Directions: Restate the records in their entirety, word for word.
== Records provided
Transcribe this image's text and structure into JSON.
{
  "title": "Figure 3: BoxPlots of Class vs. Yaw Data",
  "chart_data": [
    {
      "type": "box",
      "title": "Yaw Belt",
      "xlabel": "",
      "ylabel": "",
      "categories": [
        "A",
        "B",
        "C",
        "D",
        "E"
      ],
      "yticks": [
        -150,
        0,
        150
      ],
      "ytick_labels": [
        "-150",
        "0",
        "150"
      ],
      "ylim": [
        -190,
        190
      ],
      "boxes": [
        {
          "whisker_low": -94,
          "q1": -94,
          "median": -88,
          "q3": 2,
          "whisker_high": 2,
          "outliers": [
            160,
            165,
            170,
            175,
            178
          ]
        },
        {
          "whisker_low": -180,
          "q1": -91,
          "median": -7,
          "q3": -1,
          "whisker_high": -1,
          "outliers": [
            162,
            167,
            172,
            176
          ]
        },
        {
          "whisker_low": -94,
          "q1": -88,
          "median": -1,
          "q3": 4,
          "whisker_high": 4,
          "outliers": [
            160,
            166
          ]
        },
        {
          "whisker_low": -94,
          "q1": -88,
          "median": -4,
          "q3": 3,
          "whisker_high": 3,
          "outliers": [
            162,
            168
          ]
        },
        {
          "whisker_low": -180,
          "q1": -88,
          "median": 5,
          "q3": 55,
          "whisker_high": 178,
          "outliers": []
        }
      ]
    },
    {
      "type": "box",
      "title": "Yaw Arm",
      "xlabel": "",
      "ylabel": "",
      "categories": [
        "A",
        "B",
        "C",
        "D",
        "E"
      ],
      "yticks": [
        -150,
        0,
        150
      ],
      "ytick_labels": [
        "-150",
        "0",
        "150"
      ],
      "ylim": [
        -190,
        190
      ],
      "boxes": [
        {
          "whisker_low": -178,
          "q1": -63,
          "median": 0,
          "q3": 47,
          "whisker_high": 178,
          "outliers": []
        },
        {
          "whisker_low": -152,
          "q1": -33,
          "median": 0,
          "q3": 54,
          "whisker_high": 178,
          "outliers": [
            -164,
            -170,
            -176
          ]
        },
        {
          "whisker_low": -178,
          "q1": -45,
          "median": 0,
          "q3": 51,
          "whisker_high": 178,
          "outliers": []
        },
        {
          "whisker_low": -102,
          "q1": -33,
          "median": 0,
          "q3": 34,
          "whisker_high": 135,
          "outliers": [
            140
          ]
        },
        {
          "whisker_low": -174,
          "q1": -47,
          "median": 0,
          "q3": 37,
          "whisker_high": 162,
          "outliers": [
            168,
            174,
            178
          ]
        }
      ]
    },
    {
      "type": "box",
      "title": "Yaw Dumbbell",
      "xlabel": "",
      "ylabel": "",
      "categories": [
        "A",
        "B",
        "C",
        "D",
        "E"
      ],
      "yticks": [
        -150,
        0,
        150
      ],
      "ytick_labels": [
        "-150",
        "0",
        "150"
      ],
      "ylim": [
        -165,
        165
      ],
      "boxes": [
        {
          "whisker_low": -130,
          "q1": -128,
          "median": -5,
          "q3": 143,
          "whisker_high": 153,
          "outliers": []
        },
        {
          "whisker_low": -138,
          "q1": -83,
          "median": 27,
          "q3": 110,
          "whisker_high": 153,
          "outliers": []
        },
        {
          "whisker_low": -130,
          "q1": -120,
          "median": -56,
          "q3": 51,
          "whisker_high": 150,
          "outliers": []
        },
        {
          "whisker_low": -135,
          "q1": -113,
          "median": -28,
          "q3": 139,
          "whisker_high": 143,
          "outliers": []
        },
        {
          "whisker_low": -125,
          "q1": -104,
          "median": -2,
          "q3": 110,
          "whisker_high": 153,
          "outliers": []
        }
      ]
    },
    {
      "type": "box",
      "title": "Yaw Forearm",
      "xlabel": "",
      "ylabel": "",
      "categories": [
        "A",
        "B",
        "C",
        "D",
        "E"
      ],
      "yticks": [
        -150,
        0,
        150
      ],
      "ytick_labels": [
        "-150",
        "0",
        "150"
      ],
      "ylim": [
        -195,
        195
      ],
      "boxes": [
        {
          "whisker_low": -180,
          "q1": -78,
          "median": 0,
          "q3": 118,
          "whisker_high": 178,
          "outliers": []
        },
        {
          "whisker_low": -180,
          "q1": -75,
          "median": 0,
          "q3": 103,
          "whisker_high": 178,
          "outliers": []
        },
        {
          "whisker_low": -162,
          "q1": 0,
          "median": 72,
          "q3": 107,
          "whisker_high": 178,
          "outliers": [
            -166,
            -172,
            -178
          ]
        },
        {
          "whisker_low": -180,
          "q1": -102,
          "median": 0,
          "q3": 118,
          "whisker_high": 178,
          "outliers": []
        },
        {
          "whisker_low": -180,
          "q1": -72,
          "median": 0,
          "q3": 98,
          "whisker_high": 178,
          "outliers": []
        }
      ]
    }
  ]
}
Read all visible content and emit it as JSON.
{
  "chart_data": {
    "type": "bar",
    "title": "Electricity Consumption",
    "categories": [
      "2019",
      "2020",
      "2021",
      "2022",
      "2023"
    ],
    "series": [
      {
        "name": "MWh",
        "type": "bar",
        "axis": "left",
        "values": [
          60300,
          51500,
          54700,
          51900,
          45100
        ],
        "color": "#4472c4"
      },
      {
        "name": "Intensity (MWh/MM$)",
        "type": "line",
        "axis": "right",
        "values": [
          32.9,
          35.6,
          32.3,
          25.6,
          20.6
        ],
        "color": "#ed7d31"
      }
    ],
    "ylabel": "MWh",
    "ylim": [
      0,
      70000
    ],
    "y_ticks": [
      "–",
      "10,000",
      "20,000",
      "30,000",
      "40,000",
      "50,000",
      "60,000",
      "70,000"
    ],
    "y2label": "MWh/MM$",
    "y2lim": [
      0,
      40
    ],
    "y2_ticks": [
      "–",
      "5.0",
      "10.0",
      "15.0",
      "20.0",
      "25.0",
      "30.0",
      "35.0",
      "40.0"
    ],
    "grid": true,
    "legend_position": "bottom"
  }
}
====
Answer to the exercise:
Transcribe this image's text and structure into JSON.
{
  "title": "Figure 3: BoxPlots of Class vs. Yaw Data",
  "chart_data": [
    {
      "type": "box",
      "title": "Yaw Belt",
      "xlabel": "",
      "ylabel": "",
      "categories": [
        "A",
        "B",
        "C",
        "D",
        "E"
      ],
      "yticks": [
        -150,
        0,
        150
      ],
      "ytick_labels": [
        "-150",
        "0",
        "150"
      ],
      "ylim": [
        -190,
        190
      ],
      "boxes": [
        {
          "whisker_low": -94,
          "q1": -94,
          "median": -88,
          "q3": 2,
          "whisker_high": 2,
          "outliers": [
            160,
            165,
            170,
            175,
            178
          ]
        },
        {
          "whisker_low": -180,
          "q1": -91,
          "median": -7,
          "q3": -1,
          "whisker_high": -1,
          "outliers": [
            162,
            167,
            172,
            176
          ]
        },
        {
          "whisker_low": -94,
          "q1": -88,
          "median": -1,
          "q3": 4,
          "whisker_high": 4,
          "outliers": [
            160,
            166
          ]
        },
        {
          "whisker_low": -94,
          "q1": -88,
          "median": -4,
          "q3": 3,
          "whisker_high": 3,
          "outliers": [
            162,
            168
          ]
        },
        {
          "whisker_low": -180,
          "q1": -88,
          "median": 5,
          "q3": 55,
          "whisker_high": 178,
          "outliers": []
        }
      ]
    },
    {
      "type": "box",
      "title": "Yaw Arm",
      "xlabel": "",
      "ylabel": "",
      "categories": [
        "A",
        "B",
        "C",
        "D",
        "E"
      ],
      "yticks": [
        -150,
        0,
        150
      ],
      "ytick_labels": [
        "-150",
        "0",
        "150"
      ],
      "ylim": [
        -190,
        190
      ],
      "boxes": [
        {
          "whisker_low": -178,
          "q1": -63,
          "median": 0,
          "q3": 47,
          "whisker_high": 178,
          "outliers": []
        },
        {
          "whisker_low": -152,
          "q1": -33,
          "median": 0,
          "q3": 54,
          "whisker_high": 178,
          "outliers": [
            -164,
            -170,
            -176
          ]
        },
        {
          "whisker_low": -178,
          "q1": -45,
          "median": 0,
          "q3": 51,
          "whisker_high": 178,
          "outliers": []
        },
        {
          "whisker_low": -102,
          "q1": -33,
          "median": 0,
          "q3": 34,
          "whisker_high": 135,
          "outliers": [
            140
          ]
        },
        {
          "whisker_low": -174,
          "q1": -47,
          "median": 0,
          "q3": 37,
          "whisker_high": 162,
          "outliers": [
            168,
            174,
            178
          ]
        }
      ]
    },
    {
      "type": "box",
      "title": "Yaw Dumbbell",
      "xlabel": "",
      "ylabel": "",
      "categories": [
        "A",
        "B",
        "C",
        "D",
        "E"
      ],
      "yticks": [
        -150,
        0,
        150
      ],
      "ytick_labels": [
        "-150",
        "0",
        "150"
      ],
      "ylim": [
        -165,
        165
      ],
      "boxes": [
        {
          "whisker_low": -130,
          "q1": -128,
          "median": -5,
          "q3": 143,
          "whisker_high": 153,
          "outliers": []
        },
        {
          "whisker_low": -138,
          "q1": -83,
          "median": 27,
          "q3": 110,
          "whisker_high": 153,
          "outliers": []
        },
        {
          "whisker_low": -130,
          "q1": -120,
          "median": -56,
          "q3": 51,
          "whisker_high": 150,
          "outliers": []
        },
        {
          "whisker_low": -135,
          "q1": -113,
          "median": -28,
          "q3": 139,
          "whisker_high": 143,
          "outliers": []
        },
        {
          "whisker_low": -125,
          "q1": -104,
          "median": -2,
          "q3": 110,
          "whisker_high": 153,
          "outliers": []
        }
      ]
    },
    {
      "type": "box",
      "title": "Yaw Forearm",
      "xlabel": "",
      "ylabel": "",
      "categories": [
        "A",
        "B",
        "C",
        "D",
        "E"
      ],
      "yticks": [
        -150,
        0,
        150
      ],
      "ytick_labels": [
        "-150",
        "0",
        "150"
      ],
      "ylim": [
        -195,
        195
      ],
      "boxes": [
        {
          "whisker_low": -180,
          "q1": -78,
          "median": 0,
          "q3": 118,
          "whisker_high": 178,
          "outliers": []
        },
        {
          "whisker_low": -180,
          "q1": -75,
          "median": 0,
          "q3": 103,
          "whisker_high": 178,
          "outliers": []
        },
        {
          "whisker_low": -162,
          "q1": 0,
          "median": 72,
          "q3": 107,
          "whisker_high": 178,
          "outliers": [
            -166,
            -172,
            -178
          ]
        },
        {
          "whisker_low": -180,
          "q1": -102,
          "median": 0,
          "q3": 118,
          "whisker_high": 178,
          "outliers": []
        },
        {
          "whisker_low": -180,
          "q1": -72,
          "median": 0,
          "q3": 98,
          "whisker_high": 178,
          "outliers": []
        }
      ]
    }
  ]
}
Read all visible content and emit it as JSON.
{
  "chart_data": {
    "type": "bar",
    "title": "Electricity Consumption",
    "categories": [
      "2019",
      "2020",
      "2021",
      "2022",
      "2023"
    ],
    "series": [
      {
        "name": "MWh",
        "type": "bar",
        "axis": "left",
        "values": [
          60300,
          51500,
          54700,
          51900,
          45100
        ],
        "color": "#4472c4"
      },
      {
        "name": "Intensity (MWh/MM$)",
        "type": "line",
        "axis": "right",
        "values": [
          32.9,
          35.6,
          32.3,
          25.6,
          20.6
        ],
        "color": "#ed7d31"
      }
    ],
    "ylabel": "MWh",
    "ylim": [
      0,
      70000
    ],
    "y_ticks": [
      "–",
      "10,000",
      "20,000",
      "30,000",
      "40,000",
      "50,000",
      "60,000",
      "70,000"
    ],
    "y2label": "MWh/MM$",
    "y2lim": [
      0,
      40
    ],
    "y2_ticks": [
      "–",
      "5.0",
      "10.0",
      "15.0",
      "20.0",
      "25.0",
      "30.0",
      "35.0",
      "40.0"
    ],
    "grid": true,
    "legend_position": "bottom"
  }
}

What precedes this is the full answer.